Problem to solve >> Every line of the material below must be repeated exactly.

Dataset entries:

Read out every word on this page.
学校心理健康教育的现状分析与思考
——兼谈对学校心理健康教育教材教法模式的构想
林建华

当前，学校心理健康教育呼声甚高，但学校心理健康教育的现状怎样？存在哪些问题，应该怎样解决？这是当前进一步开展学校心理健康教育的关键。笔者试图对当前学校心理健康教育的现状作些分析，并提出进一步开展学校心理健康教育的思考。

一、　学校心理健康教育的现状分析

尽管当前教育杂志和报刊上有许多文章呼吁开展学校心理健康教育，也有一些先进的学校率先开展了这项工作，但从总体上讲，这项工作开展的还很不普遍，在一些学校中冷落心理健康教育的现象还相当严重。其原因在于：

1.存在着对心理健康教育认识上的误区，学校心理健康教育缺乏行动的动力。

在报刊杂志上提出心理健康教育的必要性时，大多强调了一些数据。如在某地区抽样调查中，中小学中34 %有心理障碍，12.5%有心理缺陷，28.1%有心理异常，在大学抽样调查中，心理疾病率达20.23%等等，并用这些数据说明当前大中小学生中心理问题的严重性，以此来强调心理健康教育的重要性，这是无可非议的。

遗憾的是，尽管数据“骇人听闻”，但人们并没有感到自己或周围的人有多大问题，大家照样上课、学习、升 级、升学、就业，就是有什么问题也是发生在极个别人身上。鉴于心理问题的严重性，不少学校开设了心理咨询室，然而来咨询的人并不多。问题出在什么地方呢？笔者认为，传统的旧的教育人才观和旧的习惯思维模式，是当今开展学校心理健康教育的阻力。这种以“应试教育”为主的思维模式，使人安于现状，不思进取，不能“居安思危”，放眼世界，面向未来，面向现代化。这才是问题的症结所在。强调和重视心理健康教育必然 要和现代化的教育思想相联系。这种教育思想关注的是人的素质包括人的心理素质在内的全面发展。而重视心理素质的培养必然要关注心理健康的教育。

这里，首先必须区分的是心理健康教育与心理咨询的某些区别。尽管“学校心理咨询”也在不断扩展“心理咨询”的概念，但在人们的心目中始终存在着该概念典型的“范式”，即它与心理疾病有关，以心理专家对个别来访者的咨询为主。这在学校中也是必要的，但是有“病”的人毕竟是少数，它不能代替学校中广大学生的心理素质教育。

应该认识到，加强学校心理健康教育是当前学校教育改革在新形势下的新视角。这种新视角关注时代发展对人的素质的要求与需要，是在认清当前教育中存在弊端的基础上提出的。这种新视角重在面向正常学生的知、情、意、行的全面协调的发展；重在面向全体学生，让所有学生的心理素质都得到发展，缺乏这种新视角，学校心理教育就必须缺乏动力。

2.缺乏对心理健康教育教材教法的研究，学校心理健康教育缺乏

Response for this exercise >>
Read out every word on this page.
学校心理健康教育的现状分析与思考
——兼谈对学校心理健康教育教材教法模式的构想
林建华

当前，学校心理健康教育呼声甚高，但学校心理健康教育的现状怎样？存在哪些问题，应该怎样解决？这是当前进一步开展学校心理健康教育的关键。笔者试图对当前学校心理健康教育的现状作些分析，并提出进一步开展学校心理健康教育的思考。

一、　学校心理健康教育的现状分析

尽管当前教育杂志和报刊上有许多文章呼吁开展学校心理健康教育，也有一些先进的学校率先开展了这项工作，但从总体上讲，这项工作开展的还很不普遍，在一些学校中冷落心理健康教育的现象还相当严重。其原因在于：

1.存在着对心理健康教育认识上的误区，学校心理健康教育缺乏行动的动力。

在报刊杂志上提出心理健康教育的必要性时，大多强调了一些数据。如在某地区抽样调查中，中小学中34 %有心理障碍，12.5%有心理缺陷，28.1%有心理异常，在大学抽样调查中，心理疾病率达20.23%等等，并用这些数据说明当前大中小学生中心理问题的严重性，以此来强调心理健康教育的重要性，这是无可非议的。

遗憾的是，尽管数据“骇人听闻”，但人们并没有感到自己或周围的人有多大问题，大家照样上课、学习、升 级、升学、就业，就是有什么问题也是发生在极个别人身上。鉴于心理问题的严重性，不少学校开设了心理咨询室，然而来咨询的人并不多。问题出在什么地方呢？笔者认为，传统的旧的教育人才观和旧的习惯思维模式，是当今开展学校心理健康教育的阻力。这种以“应试教育”为主的思维模式，使人安于现状，不思进取，不能“居安思危”，放眼世界，面向未来，面向现代化。这才是问题的症结所在。强调和重视心理健康教育必然 要和现代化的教育思想相联系。这种教育思想关注的是人的素质包括人的心理素质在内的全面发展。而重视心理素质的培养必然要关注心理健康的教育。

这里，首先必须区分的是心理健康教育与心理咨询的某些区别。尽管“学校心理咨询”也在不断扩展“心理咨询”的概念，但在人们的心目中始终存在着该概念典型的“范式”，即它与心理疾病有关，以心理专家对个别来访者的咨询为主。这在学校中也是必要的，但是有“病”的人毕竟是少数，它不能代替学校中广大学生的心理素质教育。

应该认识到，加强学校心理健康教育是当前学校教育改革在新形势下的新视角。这种新视角关注时代发展对人的素质的要求与需要，是在认清当前教育中存在弊端的基础上提出的。这种新视角重在面向正常学生的知、情、意、行的全面协调的发展；重在面向全体学生，让所有学生的心理素质都得到发展，缺乏这种新视角，学校心理教育就必须缺乏动力。

2.缺乏对心理健康教育教材教法的研究，学校心理健康教育缺乏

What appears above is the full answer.